* _What you should do_:
Each line that holds the word "Present" counts once; report the total and nothing else.

* _Data excerpts_:
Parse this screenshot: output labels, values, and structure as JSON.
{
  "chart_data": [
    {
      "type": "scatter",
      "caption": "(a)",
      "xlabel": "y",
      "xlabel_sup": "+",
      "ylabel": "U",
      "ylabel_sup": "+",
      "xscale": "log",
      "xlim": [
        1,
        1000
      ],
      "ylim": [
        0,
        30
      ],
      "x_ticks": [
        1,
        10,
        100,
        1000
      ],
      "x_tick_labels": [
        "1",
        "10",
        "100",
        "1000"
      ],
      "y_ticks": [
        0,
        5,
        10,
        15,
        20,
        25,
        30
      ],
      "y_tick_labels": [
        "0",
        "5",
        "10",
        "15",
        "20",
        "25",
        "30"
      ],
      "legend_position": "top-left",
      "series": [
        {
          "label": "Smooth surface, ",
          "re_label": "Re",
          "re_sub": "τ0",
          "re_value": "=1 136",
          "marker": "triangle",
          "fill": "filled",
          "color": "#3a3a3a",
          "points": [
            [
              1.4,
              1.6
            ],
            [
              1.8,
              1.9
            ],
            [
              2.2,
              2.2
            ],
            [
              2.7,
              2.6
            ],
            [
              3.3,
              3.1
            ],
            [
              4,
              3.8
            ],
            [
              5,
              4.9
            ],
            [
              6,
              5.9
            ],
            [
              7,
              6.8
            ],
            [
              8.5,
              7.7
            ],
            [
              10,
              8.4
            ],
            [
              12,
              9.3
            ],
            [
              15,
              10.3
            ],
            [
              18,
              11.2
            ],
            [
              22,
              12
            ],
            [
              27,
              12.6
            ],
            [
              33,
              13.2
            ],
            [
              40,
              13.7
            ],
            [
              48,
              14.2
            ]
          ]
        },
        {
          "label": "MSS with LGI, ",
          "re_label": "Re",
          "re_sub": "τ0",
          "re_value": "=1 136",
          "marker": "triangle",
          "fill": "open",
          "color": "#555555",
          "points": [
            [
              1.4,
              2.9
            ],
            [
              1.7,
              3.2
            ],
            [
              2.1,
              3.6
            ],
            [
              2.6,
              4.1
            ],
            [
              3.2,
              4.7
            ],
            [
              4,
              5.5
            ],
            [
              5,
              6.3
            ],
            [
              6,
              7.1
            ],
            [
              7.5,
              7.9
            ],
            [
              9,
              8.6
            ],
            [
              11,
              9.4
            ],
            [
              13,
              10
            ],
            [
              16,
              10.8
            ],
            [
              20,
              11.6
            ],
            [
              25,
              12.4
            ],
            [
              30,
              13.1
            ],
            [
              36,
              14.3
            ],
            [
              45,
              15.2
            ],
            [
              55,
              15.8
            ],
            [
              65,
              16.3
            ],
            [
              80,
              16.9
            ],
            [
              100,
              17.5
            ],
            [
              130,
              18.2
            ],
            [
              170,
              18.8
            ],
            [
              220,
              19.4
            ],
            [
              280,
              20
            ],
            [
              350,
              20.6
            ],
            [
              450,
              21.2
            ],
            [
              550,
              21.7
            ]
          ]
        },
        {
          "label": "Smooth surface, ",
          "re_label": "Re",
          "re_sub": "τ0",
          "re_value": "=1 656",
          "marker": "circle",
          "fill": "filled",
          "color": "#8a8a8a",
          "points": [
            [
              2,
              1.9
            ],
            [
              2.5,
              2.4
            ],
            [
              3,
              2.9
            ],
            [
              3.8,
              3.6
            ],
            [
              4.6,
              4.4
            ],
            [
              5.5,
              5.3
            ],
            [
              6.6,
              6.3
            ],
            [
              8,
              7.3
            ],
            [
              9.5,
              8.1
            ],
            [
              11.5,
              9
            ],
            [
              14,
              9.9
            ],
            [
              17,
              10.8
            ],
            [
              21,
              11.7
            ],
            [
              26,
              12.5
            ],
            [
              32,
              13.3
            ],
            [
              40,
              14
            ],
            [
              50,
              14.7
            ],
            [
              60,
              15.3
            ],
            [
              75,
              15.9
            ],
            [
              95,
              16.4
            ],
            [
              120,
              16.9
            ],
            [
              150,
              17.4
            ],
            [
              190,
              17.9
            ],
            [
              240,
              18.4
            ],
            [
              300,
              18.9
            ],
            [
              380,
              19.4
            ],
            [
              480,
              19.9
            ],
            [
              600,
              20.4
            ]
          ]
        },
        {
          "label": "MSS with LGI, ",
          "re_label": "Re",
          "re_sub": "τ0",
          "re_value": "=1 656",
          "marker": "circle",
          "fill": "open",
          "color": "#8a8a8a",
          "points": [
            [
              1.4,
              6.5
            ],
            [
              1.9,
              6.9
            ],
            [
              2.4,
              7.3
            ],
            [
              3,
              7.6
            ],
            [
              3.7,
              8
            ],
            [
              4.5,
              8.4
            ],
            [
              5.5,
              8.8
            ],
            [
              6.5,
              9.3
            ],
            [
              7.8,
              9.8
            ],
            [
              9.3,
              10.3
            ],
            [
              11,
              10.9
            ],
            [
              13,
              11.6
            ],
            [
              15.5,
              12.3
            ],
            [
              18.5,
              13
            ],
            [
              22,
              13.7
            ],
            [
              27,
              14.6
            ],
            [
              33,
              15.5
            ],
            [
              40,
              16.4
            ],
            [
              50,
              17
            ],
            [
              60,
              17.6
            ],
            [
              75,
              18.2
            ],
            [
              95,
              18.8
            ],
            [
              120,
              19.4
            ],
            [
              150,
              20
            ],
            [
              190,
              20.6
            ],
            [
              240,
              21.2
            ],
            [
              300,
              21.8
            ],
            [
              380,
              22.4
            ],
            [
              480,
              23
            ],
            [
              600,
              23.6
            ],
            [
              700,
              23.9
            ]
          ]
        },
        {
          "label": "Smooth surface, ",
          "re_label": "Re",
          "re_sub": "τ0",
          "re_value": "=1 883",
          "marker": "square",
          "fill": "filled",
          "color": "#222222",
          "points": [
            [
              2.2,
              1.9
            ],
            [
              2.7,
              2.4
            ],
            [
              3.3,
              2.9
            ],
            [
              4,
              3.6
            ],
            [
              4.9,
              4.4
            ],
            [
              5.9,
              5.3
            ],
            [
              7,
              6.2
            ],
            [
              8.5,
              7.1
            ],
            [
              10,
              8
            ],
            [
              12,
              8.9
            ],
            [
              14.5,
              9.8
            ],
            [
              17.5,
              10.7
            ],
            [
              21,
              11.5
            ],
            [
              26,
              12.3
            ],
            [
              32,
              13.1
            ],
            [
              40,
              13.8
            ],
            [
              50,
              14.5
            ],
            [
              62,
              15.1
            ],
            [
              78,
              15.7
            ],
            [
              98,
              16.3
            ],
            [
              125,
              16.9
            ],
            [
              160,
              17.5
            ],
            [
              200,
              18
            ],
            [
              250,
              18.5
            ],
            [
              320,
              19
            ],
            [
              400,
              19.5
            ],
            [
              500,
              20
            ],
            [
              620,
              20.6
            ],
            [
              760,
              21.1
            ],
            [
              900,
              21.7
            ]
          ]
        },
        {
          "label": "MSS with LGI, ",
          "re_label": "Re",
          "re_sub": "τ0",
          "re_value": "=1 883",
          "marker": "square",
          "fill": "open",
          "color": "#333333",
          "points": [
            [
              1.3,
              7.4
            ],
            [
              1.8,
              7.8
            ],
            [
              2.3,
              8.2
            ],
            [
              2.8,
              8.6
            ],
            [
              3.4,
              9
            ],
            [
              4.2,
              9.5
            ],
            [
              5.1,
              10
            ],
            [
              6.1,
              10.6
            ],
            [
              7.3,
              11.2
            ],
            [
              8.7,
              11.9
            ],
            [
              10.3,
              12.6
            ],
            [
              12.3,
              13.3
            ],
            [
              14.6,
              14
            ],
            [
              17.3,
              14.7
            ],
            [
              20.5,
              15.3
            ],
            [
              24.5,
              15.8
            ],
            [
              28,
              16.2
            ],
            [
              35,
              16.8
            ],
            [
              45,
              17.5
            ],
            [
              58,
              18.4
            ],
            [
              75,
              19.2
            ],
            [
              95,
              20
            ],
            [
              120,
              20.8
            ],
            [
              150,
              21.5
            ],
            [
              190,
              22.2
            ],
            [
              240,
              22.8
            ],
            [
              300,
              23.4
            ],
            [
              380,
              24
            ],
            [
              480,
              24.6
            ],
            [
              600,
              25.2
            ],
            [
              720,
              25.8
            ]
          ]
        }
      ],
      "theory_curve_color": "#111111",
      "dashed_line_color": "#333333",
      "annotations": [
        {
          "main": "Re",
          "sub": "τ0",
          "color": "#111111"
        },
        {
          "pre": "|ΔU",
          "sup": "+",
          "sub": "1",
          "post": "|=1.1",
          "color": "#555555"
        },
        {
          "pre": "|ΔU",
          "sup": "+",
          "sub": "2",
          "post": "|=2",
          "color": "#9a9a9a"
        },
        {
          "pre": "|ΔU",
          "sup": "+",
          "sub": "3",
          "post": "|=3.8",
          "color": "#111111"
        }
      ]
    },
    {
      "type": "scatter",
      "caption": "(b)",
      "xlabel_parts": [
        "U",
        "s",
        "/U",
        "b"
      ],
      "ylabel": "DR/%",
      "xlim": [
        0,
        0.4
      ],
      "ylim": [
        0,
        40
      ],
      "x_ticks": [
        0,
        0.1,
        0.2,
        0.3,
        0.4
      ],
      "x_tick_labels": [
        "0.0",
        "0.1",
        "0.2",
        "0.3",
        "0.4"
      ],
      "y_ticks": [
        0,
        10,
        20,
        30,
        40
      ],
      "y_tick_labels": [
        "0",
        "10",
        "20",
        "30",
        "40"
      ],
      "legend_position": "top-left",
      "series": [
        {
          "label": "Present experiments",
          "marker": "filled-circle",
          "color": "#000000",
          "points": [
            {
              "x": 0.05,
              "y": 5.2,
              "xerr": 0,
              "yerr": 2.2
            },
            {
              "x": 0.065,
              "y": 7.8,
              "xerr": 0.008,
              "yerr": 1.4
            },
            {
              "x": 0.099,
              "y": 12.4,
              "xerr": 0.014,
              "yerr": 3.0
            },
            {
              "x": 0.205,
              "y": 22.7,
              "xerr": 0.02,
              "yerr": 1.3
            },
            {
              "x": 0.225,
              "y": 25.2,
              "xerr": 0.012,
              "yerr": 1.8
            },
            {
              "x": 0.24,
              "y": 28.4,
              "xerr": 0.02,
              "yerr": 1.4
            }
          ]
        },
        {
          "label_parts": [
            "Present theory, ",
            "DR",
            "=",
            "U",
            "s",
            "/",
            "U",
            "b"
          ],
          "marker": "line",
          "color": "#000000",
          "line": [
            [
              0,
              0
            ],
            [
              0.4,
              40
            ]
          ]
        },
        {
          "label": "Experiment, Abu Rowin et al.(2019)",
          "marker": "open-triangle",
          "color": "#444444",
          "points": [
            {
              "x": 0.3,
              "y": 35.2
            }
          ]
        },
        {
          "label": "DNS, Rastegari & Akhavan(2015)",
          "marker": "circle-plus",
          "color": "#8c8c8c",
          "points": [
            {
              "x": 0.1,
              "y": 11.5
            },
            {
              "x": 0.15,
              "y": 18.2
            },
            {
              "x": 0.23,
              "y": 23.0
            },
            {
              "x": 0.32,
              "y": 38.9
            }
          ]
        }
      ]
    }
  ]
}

* _Result_:
2